ENTRIES PROVIDED —
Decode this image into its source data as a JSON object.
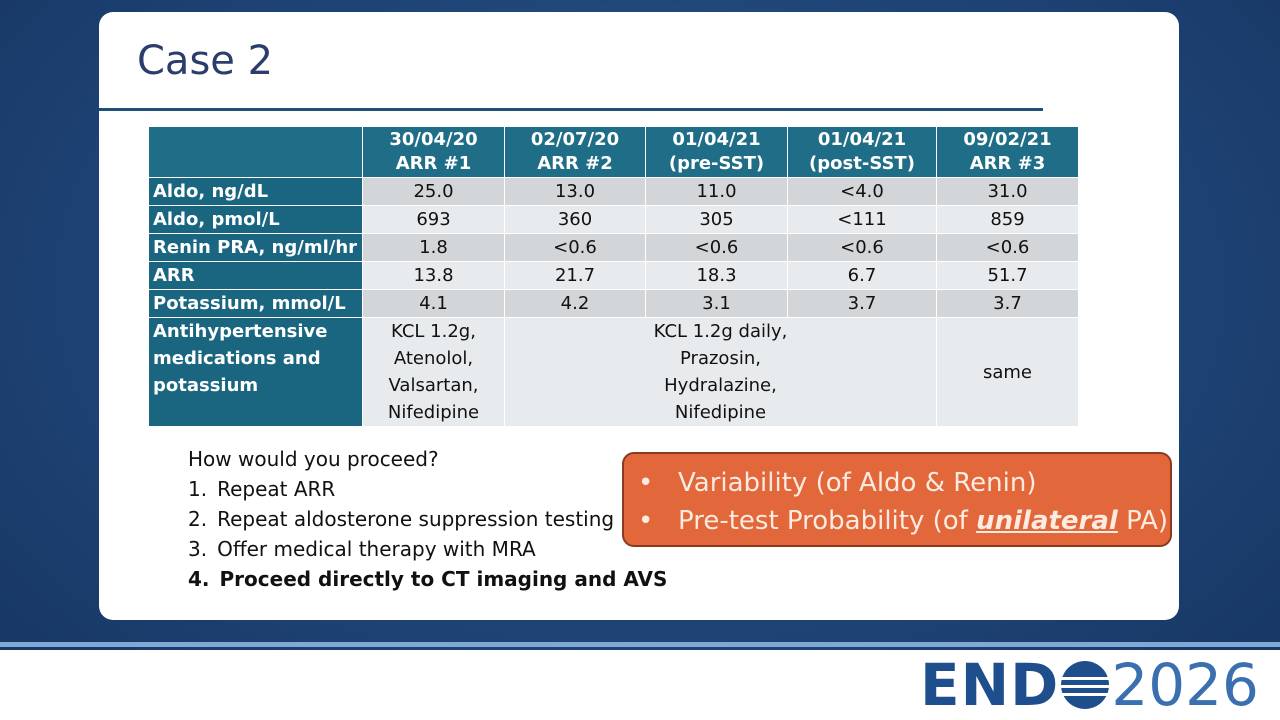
{
  "title": "Case 2",
  "table": {
    "columns": [
      [
        "30/04/20",
        "ARR #1"
      ],
      [
        "02/07/20",
        "ARR #2"
      ],
      [
        "01/04/21",
        "(pre-SST)"
      ],
      [
        "01/04/21",
        "(post-SST)"
      ],
      [
        "09/02/21",
        "ARR #3"
      ]
    ],
    "rows": [
      {
        "label": "Aldo, ng/dL",
        "cells": [
          "25.0",
          "13.0",
          "11.0",
          "<4.0",
          "31.0"
        ]
      },
      {
        "label": "Aldo, pmol/L",
        "cells": [
          "693",
          "360",
          "305",
          "<111",
          "859"
        ]
      },
      {
        "label": "Renin PRA, ng/ml/hr",
        "cells": [
          "1.8",
          "<0.6",
          "<0.6",
          "<0.6",
          "<0.6"
        ]
      },
      {
        "label": "ARR",
        "cells": [
          "13.8",
          "21.7",
          "18.3",
          "6.7",
          "51.7"
        ]
      },
      {
        "label": "Potassium, mmol/L",
        "cells": [
          "4.1",
          "4.2",
          "3.1",
          "3.7",
          "3.7"
        ]
      }
    ],
    "medications": {
      "label": "Antihypertensive medications and potassium",
      "first": [
        "KCL 1.2g,",
        "Atenolol,",
        "Valsartan,",
        "Nifedipine"
      ],
      "middle": [
        "KCL 1.2g daily,",
        "Prazosin,",
        "Hydralazine,",
        "Nifedipine"
      ],
      "last": "same"
    }
  },
  "question": "How would you proceed?",
  "options": [
    {
      "number": "1.",
      "text": "Repeat ARR"
    },
    {
      "number": "2.",
      "text": "Repeat aldosterone suppression testing"
    },
    {
      "number": "3.",
      "text": "Offer medical therapy with MRA"
    },
    {
      "number": "4.",
      "text": "Proceed directly to CT imaging and AVS"
    }
  ],
  "callout": {
    "first": "Variability (of Aldo & Renin)",
    "second": {
      "before": "Pre-test Probability (of",
      "emphasis": "unilateral",
      "after": "PA)"
    }
  },
  "logo": {
    "left": "END",
    "right": "2026"
  }
}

TASK PROMPT — Print the listing above in full, exactly as written. Omit any pictures.

EXERCISE OUTPUT —
Decode this image into its source data as a JSON object.
{
  "title": "Case 2",
  "table": {
    "columns": [
      [
        "30/04/20",
        "ARR #1"
      ],
      [
        "02/07/20",
        "ARR #2"
      ],
      [
        "01/04/21",
        "(pre-SST)"
      ],
      [
        "01/04/21",
        "(post-SST)"
      ],
      [
        "09/02/21",
        "ARR #3"
      ]
    ],
    "rows": [
      {
        "label": "Aldo, ng/dL",
        "cells": [
          "25.0",
          "13.0",
          "11.0",
          "<4.0",
          "31.0"
        ]
      },
      {
        "label": "Aldo, pmol/L",
        "cells": [
          "693",
          "360",
          "305",
          "<111",
          "859"
        ]
      },
      {
        "label": "Renin PRA, ng/ml/hr",
        "cells": [
          "1.8",
          "<0.6",
          "<0.6",
          "<0.6",
          "<0.6"
        ]
      },
      {
        "label": "ARR",
        "cells": [
          "13.8",
          "21.7",
          "18.3",
          "6.7",
          "51.7"
        ]
      },
      {
        "label": "Potassium, mmol/L",
        "cells": [
          "4.1",
          "4.2",
          "3.1",
          "3.7",
          "3.7"
        ]
      }
    ],
    "medications": {
      "label": "Antihypertensive medications and potassium",
      "first": [
        "KCL 1.2g,",
        "Atenolol,",
        "Valsartan,",
        "Nifedipine"
      ],
      "middle": [
        "KCL 1.2g daily,",
        "Prazosin,",
        "Hydralazine,",
        "Nifedipine"
      ],
      "last": "same"
    }
  },
  "question": "How would you proceed?",
  "options": [
    {
      "number": "1.",
      "text": "Repeat ARR"
    },
    {
      "number": "2.",
      "text": "Repeat aldosterone suppression testing"
    },
    {
      "number": "3.",
      "text": "Offer medical therapy with MRA"
    },
    {
      "number": "4.",
      "text": "Proceed directly to CT imaging and AVS"
    }
  ],
  "callout": {
    "first": "Variability (of Aldo & Renin)",
    "second": {
      "before": "Pre-test Probability (of",
      "emphasis": "unilateral",
      "after": "PA)"
    }
  },
  "logo": {
    "left": "END",
    "right": "2026"
  }
}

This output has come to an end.